■ Records:
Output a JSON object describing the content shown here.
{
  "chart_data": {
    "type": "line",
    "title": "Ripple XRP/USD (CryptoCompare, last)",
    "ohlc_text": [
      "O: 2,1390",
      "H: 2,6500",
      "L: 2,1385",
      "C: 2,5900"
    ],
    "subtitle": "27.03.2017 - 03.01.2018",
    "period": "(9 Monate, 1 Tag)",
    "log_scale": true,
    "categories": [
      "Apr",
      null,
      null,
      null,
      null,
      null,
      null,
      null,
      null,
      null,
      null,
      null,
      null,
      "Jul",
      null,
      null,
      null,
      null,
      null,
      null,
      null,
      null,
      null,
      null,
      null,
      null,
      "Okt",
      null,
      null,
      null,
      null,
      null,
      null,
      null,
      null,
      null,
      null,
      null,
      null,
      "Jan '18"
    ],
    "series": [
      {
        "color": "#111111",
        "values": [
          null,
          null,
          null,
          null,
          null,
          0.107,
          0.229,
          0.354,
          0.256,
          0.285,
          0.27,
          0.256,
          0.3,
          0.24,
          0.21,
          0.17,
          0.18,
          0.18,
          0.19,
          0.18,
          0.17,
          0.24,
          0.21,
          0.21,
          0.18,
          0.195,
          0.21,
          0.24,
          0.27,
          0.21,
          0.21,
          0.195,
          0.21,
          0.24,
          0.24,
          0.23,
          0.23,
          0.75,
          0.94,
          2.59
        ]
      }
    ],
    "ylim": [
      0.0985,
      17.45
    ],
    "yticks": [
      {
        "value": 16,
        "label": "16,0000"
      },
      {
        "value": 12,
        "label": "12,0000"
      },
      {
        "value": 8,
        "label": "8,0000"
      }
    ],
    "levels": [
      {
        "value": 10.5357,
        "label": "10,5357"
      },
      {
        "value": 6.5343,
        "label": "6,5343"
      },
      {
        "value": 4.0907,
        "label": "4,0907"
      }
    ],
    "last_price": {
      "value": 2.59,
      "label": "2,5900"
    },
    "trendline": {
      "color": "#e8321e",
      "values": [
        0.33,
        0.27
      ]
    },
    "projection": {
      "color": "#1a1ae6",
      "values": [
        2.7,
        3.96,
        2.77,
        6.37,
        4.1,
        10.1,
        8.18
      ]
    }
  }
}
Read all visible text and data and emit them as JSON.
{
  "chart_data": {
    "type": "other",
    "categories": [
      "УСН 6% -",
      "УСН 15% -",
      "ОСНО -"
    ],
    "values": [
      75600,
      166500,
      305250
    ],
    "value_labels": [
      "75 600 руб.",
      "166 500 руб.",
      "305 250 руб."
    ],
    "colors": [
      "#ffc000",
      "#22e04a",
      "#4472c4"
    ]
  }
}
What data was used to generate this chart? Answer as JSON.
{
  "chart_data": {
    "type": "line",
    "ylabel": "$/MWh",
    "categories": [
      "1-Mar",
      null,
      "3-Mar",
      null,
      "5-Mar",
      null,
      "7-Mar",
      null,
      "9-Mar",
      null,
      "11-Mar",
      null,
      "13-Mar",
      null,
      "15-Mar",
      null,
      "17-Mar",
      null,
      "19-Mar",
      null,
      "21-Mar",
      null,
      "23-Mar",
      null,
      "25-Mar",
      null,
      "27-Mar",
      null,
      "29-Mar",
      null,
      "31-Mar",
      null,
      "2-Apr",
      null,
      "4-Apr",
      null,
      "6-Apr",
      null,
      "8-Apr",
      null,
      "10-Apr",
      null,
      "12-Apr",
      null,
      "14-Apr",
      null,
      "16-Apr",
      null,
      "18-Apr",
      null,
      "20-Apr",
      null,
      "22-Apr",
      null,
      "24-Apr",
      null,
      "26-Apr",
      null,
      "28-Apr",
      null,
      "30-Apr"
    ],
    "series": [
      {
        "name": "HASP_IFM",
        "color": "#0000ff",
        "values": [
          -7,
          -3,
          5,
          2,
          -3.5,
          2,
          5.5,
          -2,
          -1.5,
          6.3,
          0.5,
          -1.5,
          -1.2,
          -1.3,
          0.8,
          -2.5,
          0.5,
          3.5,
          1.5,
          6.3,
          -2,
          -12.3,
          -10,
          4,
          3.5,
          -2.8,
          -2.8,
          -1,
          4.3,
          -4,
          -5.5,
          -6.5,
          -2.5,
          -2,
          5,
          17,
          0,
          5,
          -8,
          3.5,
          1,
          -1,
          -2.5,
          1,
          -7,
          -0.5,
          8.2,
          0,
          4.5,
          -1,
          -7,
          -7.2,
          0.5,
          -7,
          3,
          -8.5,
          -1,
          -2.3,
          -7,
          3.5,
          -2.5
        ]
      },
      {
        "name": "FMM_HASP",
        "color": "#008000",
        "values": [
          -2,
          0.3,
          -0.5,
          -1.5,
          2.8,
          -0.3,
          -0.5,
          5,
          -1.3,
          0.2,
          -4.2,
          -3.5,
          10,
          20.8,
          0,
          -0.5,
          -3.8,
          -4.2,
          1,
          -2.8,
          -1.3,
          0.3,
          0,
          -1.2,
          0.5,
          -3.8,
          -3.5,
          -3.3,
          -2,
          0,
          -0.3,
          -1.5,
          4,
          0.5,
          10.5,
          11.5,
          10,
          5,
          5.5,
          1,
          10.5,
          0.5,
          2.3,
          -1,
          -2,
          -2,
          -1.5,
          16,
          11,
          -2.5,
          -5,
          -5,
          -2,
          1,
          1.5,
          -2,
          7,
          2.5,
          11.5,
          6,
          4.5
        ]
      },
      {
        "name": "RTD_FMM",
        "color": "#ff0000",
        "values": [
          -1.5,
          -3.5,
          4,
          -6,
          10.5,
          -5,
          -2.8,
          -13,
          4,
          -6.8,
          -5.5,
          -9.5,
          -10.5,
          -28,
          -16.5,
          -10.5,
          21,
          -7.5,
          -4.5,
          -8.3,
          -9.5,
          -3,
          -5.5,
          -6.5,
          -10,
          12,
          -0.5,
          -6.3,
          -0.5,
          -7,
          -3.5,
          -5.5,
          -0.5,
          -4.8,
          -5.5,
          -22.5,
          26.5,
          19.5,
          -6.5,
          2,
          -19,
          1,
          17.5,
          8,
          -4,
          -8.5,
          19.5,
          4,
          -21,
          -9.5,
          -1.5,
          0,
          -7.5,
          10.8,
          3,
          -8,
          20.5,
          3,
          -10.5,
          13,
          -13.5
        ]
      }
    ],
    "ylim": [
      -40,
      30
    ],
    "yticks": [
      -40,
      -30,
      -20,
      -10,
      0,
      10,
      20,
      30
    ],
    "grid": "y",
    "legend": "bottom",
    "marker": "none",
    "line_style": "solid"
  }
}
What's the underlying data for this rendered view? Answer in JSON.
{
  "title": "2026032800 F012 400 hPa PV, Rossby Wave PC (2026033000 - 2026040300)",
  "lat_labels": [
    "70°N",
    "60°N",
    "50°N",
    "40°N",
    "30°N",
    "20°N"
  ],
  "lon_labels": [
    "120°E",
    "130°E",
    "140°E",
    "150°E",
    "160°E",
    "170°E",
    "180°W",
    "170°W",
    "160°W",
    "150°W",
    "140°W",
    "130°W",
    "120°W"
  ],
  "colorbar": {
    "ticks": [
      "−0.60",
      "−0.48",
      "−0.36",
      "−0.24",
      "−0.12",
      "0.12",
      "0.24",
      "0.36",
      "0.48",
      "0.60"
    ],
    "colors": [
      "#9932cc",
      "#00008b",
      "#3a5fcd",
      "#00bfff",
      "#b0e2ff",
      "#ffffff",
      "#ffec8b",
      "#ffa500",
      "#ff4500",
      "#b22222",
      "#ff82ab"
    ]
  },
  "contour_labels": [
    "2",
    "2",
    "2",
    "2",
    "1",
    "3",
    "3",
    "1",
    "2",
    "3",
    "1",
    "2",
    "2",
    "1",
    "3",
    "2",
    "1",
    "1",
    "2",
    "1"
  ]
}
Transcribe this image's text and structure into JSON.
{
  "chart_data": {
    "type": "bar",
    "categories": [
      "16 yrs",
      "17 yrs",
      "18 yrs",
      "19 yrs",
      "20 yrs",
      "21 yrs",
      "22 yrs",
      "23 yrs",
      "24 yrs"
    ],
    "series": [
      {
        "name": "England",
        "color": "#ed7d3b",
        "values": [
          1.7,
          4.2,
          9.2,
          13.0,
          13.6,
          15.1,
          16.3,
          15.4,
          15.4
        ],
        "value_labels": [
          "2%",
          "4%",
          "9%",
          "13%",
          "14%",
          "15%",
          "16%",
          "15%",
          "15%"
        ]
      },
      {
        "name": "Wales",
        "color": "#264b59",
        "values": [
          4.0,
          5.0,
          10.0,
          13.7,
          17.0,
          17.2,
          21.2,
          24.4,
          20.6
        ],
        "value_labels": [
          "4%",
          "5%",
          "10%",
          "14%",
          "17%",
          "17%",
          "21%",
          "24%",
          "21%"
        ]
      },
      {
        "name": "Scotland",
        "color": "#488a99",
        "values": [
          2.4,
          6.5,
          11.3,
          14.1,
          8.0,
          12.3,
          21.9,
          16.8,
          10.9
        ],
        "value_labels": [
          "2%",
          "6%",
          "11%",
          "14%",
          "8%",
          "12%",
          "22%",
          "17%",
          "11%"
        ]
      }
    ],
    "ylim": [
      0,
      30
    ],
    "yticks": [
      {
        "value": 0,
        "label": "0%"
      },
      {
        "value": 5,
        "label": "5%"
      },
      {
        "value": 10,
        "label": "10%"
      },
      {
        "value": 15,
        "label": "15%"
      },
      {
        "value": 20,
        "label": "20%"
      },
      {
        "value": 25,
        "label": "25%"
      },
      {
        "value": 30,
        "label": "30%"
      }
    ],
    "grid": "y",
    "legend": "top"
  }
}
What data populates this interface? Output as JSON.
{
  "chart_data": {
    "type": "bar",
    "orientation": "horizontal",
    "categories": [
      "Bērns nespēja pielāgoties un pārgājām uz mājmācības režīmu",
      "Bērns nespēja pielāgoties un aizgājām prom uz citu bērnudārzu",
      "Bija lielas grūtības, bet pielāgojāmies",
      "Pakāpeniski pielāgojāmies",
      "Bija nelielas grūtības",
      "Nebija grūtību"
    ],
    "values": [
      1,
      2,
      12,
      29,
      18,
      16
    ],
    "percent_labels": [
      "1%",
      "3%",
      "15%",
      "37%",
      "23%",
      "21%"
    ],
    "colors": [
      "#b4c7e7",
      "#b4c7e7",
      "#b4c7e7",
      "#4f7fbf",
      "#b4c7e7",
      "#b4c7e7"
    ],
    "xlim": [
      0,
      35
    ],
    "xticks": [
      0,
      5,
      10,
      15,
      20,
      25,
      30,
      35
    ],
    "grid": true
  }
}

■ Task details: Copy all lines from the material that contain "this".

■ The response:
What data was used to generate this chart? Answer as JSON.
What's the underlying data for this rendered view? Answer in JSON.
Transcribe this image's text and structure into JSON.
What data populates this interface? Output as JSON.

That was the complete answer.